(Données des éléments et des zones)
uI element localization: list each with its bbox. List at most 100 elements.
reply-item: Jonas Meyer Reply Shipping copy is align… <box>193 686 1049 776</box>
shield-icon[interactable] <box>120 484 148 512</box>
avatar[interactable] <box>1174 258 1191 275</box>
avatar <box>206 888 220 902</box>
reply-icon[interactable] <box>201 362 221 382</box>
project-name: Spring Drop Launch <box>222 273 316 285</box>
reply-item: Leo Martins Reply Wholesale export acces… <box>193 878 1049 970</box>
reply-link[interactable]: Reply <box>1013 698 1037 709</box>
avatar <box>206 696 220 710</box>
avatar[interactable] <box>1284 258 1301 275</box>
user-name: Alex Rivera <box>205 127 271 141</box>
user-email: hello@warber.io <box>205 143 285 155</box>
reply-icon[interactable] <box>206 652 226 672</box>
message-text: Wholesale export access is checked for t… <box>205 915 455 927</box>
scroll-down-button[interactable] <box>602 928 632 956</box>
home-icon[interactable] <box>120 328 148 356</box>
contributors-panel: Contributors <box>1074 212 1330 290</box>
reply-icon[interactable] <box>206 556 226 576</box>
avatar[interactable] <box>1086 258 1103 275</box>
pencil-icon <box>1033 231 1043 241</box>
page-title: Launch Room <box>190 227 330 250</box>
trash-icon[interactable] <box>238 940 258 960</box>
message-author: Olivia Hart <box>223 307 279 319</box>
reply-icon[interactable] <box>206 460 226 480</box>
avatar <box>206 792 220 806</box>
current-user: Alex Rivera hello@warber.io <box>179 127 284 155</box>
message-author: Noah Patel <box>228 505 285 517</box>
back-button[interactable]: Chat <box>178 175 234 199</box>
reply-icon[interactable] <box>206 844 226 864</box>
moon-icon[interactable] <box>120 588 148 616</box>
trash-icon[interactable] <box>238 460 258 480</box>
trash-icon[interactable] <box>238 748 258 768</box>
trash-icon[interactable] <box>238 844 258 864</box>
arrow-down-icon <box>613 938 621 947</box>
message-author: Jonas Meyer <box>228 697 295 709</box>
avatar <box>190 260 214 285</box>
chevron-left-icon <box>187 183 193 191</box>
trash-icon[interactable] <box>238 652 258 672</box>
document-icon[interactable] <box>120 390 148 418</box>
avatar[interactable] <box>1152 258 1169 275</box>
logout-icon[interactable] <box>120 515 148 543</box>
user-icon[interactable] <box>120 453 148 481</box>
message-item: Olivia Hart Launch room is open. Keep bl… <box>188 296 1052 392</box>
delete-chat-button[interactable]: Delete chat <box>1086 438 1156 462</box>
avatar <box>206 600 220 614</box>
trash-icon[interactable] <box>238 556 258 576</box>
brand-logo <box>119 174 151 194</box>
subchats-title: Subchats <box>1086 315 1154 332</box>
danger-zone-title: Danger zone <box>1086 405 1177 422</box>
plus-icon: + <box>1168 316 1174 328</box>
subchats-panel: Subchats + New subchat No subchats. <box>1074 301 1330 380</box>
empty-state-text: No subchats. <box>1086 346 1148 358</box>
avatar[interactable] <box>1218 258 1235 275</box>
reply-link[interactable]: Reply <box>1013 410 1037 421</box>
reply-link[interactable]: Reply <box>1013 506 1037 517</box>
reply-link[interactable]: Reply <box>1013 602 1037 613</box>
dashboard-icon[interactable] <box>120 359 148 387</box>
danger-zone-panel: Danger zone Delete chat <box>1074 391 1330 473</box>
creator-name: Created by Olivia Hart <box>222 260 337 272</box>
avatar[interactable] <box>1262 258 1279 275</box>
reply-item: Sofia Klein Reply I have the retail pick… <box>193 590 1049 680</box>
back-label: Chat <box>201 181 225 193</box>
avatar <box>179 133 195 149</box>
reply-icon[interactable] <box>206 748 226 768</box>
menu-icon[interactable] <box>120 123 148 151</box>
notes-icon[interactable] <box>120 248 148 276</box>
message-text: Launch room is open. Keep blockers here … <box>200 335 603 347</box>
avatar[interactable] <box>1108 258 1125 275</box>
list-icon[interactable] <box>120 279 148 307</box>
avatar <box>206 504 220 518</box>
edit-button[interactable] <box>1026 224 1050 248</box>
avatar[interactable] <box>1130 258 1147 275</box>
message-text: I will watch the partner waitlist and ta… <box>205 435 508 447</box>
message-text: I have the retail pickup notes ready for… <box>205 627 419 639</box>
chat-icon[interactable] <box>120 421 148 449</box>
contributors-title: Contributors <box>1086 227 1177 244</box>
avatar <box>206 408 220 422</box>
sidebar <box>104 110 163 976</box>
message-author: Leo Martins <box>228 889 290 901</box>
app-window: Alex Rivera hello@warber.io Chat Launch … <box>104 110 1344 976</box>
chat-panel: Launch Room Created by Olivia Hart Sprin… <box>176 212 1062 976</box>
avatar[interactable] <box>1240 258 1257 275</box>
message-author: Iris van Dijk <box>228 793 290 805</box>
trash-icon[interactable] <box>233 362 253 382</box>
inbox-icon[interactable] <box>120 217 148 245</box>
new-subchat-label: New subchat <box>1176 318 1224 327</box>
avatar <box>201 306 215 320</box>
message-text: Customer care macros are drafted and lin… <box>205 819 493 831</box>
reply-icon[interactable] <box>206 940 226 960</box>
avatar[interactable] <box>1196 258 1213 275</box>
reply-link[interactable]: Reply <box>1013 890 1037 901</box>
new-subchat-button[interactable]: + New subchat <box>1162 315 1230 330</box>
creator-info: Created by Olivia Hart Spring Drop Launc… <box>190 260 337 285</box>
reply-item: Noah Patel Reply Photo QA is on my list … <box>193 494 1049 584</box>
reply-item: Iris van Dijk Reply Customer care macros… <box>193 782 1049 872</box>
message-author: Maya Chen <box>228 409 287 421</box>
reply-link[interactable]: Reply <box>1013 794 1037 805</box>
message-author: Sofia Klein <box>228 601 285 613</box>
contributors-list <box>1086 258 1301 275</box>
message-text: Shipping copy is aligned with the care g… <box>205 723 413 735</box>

Consigne
Renvoyez, s'il vous plaît, toutes les lignes du matériel ci-dessus, sans y changer quoi que ce soit.

Réponse
uI element localization: list each with its bbox. List at most 100 elements.
reply-item: Jonas Meyer Reply Shipping copy is align… <box>193 686 1049 776</box>
shield-icon[interactable] <box>120 484 148 512</box>
avatar[interactable] <box>1174 258 1191 275</box>
avatar <box>206 888 220 902</box>
reply-icon[interactable] <box>201 362 221 382</box>
project-name: Spring Drop Launch <box>222 273 316 285</box>
reply-item: Leo Martins Reply Wholesale export acces… <box>193 878 1049 970</box>
reply-link[interactable]: Reply <box>1013 698 1037 709</box>
avatar <box>206 696 220 710</box>
avatar[interactable] <box>1284 258 1301 275</box>
user-name: Alex Rivera <box>205 127 271 141</box>
user-email: hello@warber.io <box>205 143 285 155</box>
reply-icon[interactable] <box>206 652 226 672</box>
message-text: Wholesale export access is checked for t… <box>205 915 455 927</box>
scroll-down-button[interactable] <box>602 928 632 956</box>
home-icon[interactable] <box>120 328 148 356</box>
contributors-panel: Contributors <box>1074 212 1330 290</box>
reply-icon[interactable] <box>206 556 226 576</box>
avatar[interactable] <box>1086 258 1103 275</box>
pencil-icon <box>1033 231 1043 241</box>
page-title: Launch Room <box>190 227 330 250</box>
trash-icon[interactable] <box>238 940 258 960</box>
message-author: Olivia Hart <box>223 307 279 319</box>
reply-icon[interactable] <box>206 460 226 480</box>
avatar <box>206 792 220 806</box>
current-user: Alex Rivera hello@warber.io <box>179 127 284 155</box>
message-author: Noah Patel <box>228 505 285 517</box>
back-button[interactable]: Chat <box>178 175 234 199</box>
reply-icon[interactable] <box>206 844 226 864</box>
moon-icon[interactable] <box>120 588 148 616</box>
trash-icon[interactable] <box>238 460 258 480</box>
trash-icon[interactable] <box>238 748 258 768</box>
trash-icon[interactable] <box>238 844 258 864</box>
arrow-down-icon <box>613 938 621 947</box>
message-author: Jonas Meyer <box>228 697 295 709</box>
avatar <box>190 260 214 285</box>
chevron-left-icon <box>187 183 193 191</box>
trash-icon[interactable] <box>238 652 258 672</box>
document-icon[interactable] <box>120 390 148 418</box>
avatar[interactable] <box>1152 258 1169 275</box>
logout-icon[interactable] <box>120 515 148 543</box>
user-icon[interactable] <box>120 453 148 481</box>
message-item: Olivia Hart Launch room is open. Keep bl… <box>188 296 1052 392</box>
delete-chat-button[interactable]: Delete chat <box>1086 438 1156 462</box>
avatar <box>206 600 220 614</box>
trash-icon[interactable] <box>238 556 258 576</box>
brand-logo <box>119 174 151 194</box>
subchats-title: Subchats <box>1086 315 1154 332</box>
danger-zone-title: Danger zone <box>1086 405 1177 422</box>
plus-icon: + <box>1168 316 1174 328</box>
subchats-panel: Subchats + New subchat No subchats. <box>1074 301 1330 380</box>
empty-state-text: No subchats. <box>1086 346 1148 358</box>
avatar[interactable] <box>1218 258 1235 275</box>
reply-link[interactable]: Reply <box>1013 410 1037 421</box>
reply-link[interactable]: Reply <box>1013 506 1037 517</box>
reply-link[interactable]: Reply <box>1013 602 1037 613</box>
dashboard-icon[interactable] <box>120 359 148 387</box>
danger-zone-panel: Danger zone Delete chat <box>1074 391 1330 473</box>
creator-name: Created by Olivia Hart <box>222 260 337 272</box>
avatar[interactable] <box>1262 258 1279 275</box>
reply-item: Sofia Klein Reply I have the retail pick… <box>193 590 1049 680</box>
back-label: Chat <box>201 181 225 193</box>
avatar <box>179 133 195 149</box>
reply-icon[interactable] <box>206 748 226 768</box>
menu-icon[interactable] <box>120 123 148 151</box>
notes-icon[interactable] <box>120 248 148 276</box>
message-text: Launch room is open. Keep blockers here … <box>200 335 603 347</box>
avatar[interactable] <box>1108 258 1125 275</box>
list-icon[interactable] <box>120 279 148 307</box>
avatar <box>206 504 220 518</box>
edit-button[interactable] <box>1026 224 1050 248</box>
avatar[interactable] <box>1130 258 1147 275</box>
message-text: I will watch the partner waitlist and ta… <box>205 435 508 447</box>
message-text: I have the retail pickup notes ready for… <box>205 627 419 639</box>
chat-icon[interactable] <box>120 421 148 449</box>
contributors-title: Contributors <box>1086 227 1177 244</box>
avatar <box>206 408 220 422</box>
sidebar <box>104 110 163 976</box>
message-author: Leo Martins <box>228 889 290 901</box>
app-window: Alex Rivera hello@warber.io Chat Launch … <box>104 110 1344 976</box>
chat-panel: Launch Room Created by Olivia Hart Sprin… <box>176 212 1062 976</box>
avatar[interactable] <box>1240 258 1257 275</box>
message-author: Iris van Dijk <box>228 793 290 805</box>
trash-icon[interactable] <box>233 362 253 382</box>
inbox-icon[interactable] <box>120 217 148 245</box>
new-subchat-label: New subchat <box>1176 318 1224 327</box>
avatar <box>201 306 215 320</box>
message-text: Customer care macros are drafted and lin… <box>205 819 493 831</box>
reply-icon[interactable] <box>206 940 226 960</box>
avatar[interactable] <box>1196 258 1213 275</box>
reply-link[interactable]: Reply <box>1013 890 1037 901</box>
new-subchat-button[interactable]: + New subchat <box>1162 315 1230 330</box>
creator-info: Created by Olivia Hart Spring Drop Launc… <box>190 260 337 285</box>
reply-item: Noah Patel Reply Photo QA is on my list … <box>193 494 1049 584</box>
reply-item: Iris van Dijk Reply Customer care macros… <box>193 782 1049 872</box>
message-author: Maya Chen <box>228 409 287 421</box>
reply-link[interactable]: Reply <box>1013 794 1037 805</box>
message-author: Sofia Klein <box>228 601 285 613</box>
contributors-list <box>1086 258 1301 275</box>
message-text: Shipping copy is aligned with the care g… <box>205 723 413 735</box>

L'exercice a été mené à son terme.